WHAT YOU HAVE TO DO: Gather all lines in the records below that include the word "CYLINDER".

═══ WORKING DATA

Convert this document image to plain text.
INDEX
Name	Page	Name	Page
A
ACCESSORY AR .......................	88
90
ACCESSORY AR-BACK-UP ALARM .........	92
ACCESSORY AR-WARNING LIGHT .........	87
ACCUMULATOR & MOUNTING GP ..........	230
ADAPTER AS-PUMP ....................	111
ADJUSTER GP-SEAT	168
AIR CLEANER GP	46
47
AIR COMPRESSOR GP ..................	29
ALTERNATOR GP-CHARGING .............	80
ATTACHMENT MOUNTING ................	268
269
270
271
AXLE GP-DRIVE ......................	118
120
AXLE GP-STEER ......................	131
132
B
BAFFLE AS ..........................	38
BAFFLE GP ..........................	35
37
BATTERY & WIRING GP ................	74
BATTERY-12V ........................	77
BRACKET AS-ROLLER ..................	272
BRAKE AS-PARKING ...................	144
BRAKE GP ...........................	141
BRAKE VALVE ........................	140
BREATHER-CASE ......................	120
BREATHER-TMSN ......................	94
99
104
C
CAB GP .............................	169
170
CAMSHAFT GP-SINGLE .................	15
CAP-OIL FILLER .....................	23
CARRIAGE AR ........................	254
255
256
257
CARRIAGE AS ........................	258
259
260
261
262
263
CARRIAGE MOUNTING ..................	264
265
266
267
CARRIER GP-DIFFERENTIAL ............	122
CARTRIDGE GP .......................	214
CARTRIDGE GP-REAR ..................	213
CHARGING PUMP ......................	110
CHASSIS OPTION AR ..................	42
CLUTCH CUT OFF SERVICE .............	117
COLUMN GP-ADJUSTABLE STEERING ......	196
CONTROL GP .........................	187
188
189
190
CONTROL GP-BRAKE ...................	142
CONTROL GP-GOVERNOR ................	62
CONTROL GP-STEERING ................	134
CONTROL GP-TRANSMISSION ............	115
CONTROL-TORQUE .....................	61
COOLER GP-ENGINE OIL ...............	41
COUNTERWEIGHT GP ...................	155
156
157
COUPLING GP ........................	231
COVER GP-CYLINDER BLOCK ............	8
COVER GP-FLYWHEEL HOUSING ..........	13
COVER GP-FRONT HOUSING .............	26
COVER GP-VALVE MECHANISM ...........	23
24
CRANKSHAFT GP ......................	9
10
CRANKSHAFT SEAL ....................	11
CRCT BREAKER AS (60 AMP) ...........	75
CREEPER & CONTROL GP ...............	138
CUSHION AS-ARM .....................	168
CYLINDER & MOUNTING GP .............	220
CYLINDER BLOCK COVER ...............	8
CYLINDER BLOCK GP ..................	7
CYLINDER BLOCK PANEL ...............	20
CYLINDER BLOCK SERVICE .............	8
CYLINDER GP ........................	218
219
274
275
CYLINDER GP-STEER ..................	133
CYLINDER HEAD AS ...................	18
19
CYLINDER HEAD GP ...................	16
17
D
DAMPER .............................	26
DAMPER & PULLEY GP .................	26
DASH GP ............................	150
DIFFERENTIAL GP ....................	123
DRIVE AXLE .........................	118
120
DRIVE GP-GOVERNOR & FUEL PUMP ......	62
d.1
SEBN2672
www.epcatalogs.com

══════
═══ WORKING DATA

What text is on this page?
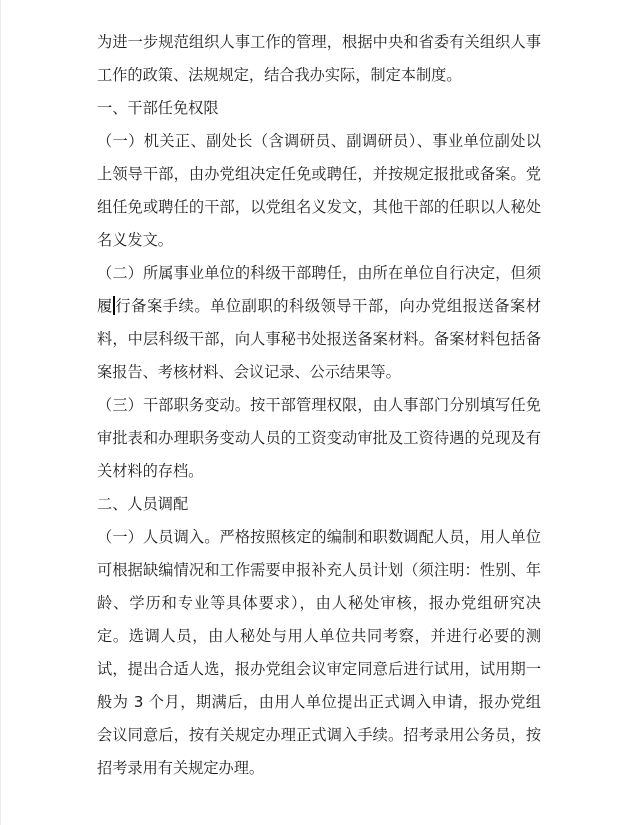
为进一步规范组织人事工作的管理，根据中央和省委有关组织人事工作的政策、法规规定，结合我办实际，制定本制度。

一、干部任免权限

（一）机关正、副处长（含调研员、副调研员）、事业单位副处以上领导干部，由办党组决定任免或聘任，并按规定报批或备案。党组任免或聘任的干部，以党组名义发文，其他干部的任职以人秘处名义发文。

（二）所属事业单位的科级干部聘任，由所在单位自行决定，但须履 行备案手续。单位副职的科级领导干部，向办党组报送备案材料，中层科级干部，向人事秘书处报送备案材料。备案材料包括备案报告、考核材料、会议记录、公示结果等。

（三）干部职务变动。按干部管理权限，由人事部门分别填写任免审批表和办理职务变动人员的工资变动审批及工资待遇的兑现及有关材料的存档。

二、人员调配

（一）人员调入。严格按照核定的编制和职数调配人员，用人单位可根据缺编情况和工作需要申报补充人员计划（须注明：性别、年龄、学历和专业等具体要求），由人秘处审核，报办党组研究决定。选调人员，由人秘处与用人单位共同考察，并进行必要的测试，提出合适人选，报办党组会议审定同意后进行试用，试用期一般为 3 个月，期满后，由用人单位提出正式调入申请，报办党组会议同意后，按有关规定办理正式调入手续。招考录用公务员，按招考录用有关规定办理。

══════

FINISHED EXERCISE:
COVER GP-CYLINDER BLOCK ............	8
CYLINDER & MOUNTING GP .............	220
CYLINDER BLOCK COVER ...............	8
CYLINDER BLOCK GP ..................	7
CYLINDER BLOCK PANEL ...............	20
CYLINDER BLOCK SERVICE .............	8
CYLINDER GP ........................	218
CYLINDER GP-STEER ..................	133
CYLINDER HEAD AS ...................	18
CYLINDER HEAD GP ...................	16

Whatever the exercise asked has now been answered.